TASK:
Gather every line from the entries below that includes "portables".

──────

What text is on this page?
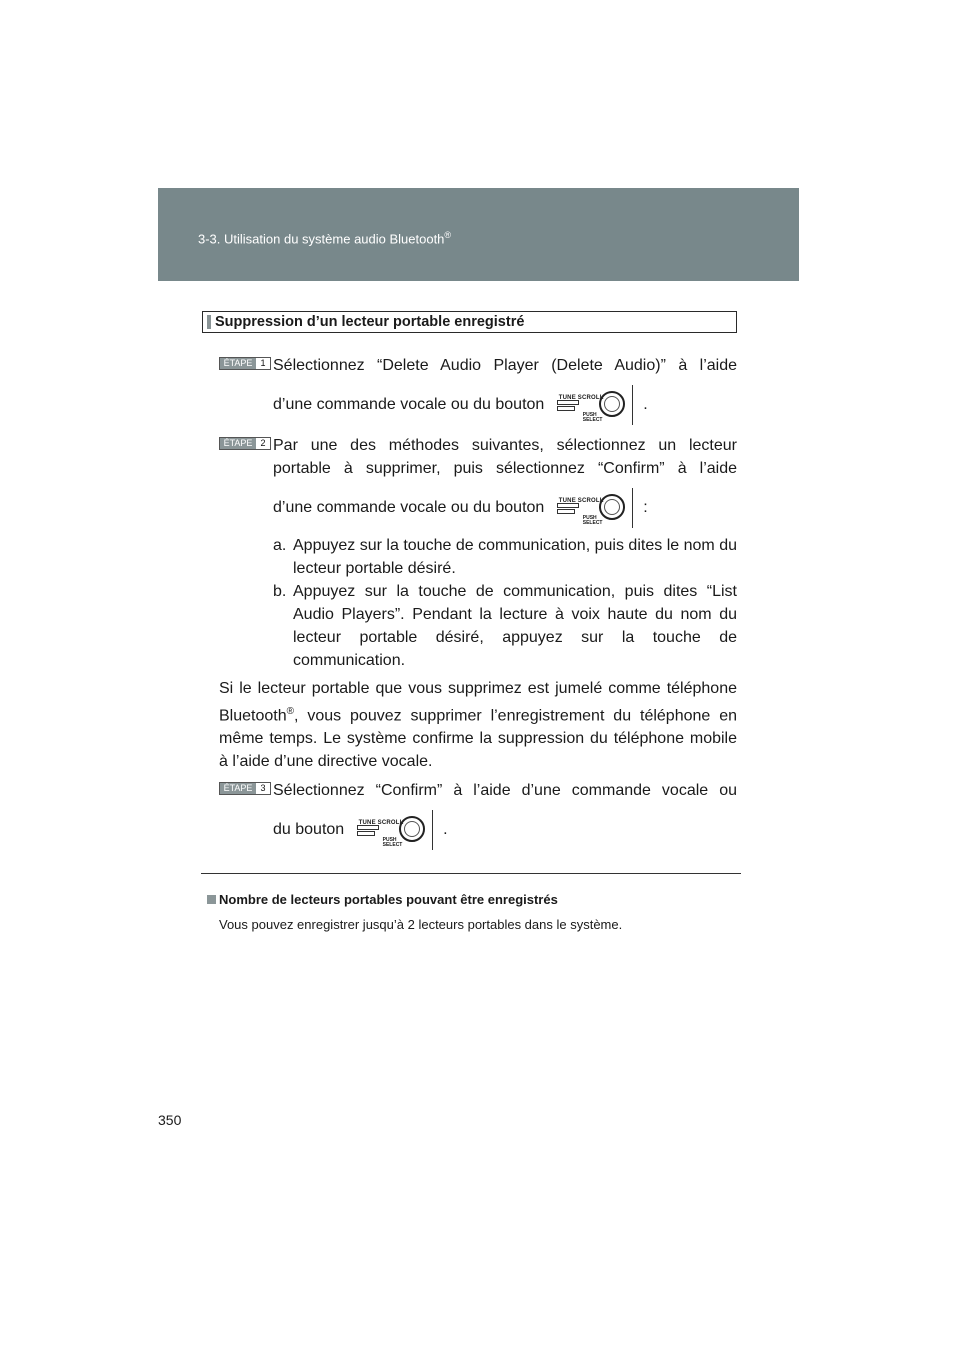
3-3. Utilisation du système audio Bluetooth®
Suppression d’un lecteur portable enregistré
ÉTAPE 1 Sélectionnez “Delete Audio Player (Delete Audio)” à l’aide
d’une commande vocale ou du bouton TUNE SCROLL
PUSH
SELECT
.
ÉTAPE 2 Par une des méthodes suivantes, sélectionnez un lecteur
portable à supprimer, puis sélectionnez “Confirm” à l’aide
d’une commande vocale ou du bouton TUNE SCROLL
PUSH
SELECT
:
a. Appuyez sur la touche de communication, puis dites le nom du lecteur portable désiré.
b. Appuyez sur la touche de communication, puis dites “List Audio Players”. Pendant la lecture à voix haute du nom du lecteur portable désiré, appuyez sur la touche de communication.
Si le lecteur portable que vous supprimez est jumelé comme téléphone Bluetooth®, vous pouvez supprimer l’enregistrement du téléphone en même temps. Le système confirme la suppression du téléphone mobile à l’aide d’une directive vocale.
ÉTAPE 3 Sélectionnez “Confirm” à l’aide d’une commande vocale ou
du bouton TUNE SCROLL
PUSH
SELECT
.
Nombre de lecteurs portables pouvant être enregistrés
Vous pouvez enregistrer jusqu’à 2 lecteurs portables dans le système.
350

──────

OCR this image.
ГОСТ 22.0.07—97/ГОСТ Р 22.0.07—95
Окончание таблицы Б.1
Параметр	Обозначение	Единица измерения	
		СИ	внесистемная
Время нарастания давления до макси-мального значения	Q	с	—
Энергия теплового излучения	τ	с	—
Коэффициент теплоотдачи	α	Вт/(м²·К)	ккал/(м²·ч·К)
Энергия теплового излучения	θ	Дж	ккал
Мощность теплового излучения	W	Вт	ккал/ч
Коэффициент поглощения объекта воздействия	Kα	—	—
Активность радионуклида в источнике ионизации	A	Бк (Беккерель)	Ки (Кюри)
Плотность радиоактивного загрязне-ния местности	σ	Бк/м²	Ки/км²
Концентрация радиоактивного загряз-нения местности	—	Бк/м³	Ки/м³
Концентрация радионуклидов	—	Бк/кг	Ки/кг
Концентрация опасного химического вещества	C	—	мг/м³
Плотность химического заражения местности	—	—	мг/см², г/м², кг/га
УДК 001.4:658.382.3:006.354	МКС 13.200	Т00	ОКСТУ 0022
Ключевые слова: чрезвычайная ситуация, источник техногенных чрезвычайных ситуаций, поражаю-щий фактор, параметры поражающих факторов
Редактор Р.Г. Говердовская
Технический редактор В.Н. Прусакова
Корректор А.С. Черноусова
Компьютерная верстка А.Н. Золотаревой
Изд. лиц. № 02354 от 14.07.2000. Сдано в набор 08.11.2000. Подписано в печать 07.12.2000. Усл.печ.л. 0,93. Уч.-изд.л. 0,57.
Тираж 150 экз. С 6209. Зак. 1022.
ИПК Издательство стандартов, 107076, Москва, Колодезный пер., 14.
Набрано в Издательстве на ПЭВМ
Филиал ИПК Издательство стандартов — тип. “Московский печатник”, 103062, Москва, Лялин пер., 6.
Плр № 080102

──────

PROBLEM SOLUTION:
Nombre de lecteurs portables pouvant être enregistrés
Vous pouvez enregistrer jusqu’à 2 lecteurs portables dans le système.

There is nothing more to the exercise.